Dataset entries:
★ ★ ★ ★

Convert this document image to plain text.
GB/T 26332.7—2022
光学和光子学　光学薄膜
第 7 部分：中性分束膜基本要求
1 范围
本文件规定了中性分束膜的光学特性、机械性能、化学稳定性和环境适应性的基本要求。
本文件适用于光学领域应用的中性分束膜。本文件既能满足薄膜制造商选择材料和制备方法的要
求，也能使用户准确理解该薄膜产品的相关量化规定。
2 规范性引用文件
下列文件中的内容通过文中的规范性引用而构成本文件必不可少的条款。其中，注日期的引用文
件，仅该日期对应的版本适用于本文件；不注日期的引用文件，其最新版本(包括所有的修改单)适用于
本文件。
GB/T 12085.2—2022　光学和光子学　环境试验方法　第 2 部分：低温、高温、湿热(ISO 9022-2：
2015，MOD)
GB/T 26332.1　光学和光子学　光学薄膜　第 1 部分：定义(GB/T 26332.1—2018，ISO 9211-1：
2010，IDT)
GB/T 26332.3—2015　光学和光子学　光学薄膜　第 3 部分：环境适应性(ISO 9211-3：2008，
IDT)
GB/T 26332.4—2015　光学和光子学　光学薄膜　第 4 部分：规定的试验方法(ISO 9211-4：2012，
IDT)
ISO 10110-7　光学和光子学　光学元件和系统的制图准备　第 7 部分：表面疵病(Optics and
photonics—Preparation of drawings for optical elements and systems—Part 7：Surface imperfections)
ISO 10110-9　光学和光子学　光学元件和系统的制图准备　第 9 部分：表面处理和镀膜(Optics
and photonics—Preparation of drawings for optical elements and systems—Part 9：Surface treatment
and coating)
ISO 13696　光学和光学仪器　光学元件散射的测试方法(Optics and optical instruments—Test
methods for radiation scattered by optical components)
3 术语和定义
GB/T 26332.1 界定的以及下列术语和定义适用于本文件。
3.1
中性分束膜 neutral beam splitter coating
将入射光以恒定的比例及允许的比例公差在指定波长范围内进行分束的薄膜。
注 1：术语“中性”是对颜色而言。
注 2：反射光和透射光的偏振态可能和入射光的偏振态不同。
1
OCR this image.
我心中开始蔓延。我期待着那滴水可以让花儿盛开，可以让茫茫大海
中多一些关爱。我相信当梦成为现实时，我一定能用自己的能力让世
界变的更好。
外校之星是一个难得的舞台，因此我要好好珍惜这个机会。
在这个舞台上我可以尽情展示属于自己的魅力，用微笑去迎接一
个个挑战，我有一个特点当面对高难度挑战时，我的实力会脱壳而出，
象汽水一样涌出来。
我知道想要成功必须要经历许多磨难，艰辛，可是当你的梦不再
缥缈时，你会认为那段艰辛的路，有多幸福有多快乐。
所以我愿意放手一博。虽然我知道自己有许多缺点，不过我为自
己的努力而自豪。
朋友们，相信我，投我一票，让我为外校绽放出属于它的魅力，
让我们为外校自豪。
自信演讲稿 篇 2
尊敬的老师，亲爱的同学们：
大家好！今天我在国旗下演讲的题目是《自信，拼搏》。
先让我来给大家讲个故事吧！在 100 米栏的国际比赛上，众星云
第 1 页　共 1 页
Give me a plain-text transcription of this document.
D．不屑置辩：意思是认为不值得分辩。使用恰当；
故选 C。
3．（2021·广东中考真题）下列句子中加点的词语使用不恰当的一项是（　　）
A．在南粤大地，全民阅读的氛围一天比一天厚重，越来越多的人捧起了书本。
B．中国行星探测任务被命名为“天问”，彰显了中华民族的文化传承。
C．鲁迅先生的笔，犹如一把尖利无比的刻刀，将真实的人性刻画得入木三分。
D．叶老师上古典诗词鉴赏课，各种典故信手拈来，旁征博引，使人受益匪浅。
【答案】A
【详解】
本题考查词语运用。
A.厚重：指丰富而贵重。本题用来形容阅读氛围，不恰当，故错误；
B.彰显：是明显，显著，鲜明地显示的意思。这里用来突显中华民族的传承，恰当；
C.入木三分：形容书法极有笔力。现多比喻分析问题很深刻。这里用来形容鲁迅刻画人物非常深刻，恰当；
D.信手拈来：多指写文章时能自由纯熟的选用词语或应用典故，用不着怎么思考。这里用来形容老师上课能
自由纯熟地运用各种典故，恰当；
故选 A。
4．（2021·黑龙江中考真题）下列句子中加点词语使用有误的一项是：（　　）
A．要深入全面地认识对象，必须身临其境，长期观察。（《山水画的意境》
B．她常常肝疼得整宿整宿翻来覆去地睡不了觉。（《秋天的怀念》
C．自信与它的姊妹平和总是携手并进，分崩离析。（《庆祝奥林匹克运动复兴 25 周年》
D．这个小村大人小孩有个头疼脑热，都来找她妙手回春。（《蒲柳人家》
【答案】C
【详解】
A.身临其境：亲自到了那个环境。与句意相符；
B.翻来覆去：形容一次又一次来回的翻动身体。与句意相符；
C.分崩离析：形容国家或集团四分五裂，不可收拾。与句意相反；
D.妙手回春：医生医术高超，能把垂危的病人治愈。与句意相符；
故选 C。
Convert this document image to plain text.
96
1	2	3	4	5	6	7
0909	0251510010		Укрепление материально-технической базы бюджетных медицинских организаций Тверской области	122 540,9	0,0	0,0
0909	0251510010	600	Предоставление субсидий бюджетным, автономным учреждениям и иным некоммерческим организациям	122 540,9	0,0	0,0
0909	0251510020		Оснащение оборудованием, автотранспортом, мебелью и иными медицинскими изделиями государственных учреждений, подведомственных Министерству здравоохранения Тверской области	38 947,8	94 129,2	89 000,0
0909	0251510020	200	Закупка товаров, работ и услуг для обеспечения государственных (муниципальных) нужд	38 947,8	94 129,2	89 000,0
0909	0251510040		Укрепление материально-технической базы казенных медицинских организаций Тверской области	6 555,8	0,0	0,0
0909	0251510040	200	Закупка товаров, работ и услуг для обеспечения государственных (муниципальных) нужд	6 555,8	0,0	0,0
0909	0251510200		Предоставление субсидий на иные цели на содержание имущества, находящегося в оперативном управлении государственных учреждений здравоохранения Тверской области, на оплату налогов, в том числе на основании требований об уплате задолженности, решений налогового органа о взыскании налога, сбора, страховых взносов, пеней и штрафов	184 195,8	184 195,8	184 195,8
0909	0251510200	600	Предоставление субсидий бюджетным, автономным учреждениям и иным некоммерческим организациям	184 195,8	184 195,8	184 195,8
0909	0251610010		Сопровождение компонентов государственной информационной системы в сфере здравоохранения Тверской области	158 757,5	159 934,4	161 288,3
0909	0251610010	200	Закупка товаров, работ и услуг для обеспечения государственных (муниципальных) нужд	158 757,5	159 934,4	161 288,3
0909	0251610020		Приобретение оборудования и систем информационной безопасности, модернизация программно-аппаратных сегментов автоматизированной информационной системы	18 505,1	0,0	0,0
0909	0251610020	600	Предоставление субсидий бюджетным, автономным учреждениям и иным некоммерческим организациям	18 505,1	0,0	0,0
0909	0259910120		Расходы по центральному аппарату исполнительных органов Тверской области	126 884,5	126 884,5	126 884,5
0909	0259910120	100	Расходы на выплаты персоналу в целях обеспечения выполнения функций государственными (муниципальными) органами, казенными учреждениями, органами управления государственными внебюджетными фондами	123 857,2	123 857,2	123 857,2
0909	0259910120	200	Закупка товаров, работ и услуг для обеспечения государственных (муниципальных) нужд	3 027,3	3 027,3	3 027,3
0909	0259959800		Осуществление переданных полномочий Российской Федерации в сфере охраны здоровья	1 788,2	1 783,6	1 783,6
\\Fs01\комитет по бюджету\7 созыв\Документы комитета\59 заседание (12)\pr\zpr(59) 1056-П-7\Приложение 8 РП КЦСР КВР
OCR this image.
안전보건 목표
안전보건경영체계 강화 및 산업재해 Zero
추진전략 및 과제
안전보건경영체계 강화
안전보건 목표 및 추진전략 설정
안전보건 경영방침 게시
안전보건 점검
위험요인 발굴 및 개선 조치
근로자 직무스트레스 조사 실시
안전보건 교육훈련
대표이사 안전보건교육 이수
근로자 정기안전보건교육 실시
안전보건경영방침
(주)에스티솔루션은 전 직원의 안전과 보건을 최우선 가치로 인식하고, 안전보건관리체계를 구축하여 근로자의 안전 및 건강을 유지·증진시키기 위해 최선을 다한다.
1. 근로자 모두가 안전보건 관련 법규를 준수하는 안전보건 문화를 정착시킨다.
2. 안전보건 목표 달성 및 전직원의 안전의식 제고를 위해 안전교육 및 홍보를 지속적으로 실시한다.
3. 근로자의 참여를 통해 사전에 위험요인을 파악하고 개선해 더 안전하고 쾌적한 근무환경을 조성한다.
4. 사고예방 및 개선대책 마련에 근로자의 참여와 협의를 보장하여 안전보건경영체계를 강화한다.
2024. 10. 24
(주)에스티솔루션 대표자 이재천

★ ★ ★ ★

Goal – Copy out each line of the data containing the string "Закупка".

Response –
0909	0251510020	200	Закупка товаров, работ и услуг для обеспечения государственных (муниципальных) нужд	38 947,8	94 129,2	89 000,0
0909	0251510040	200	Закупка товаров, работ и услуг для обеспечения государственных (муниципальных) нужд	6 555,8	0,0	0,0
0909	0251610010	200	Закупка товаров, работ и услуг для обеспечения государственных (муниципальных) нужд	158 757,5	159 934,4	161 288,3
0909	0259910120	200	Закупка товаров, работ и услуг для обеспечения государственных (муниципальных) нужд	3 027,3	3 027,3	3 027,3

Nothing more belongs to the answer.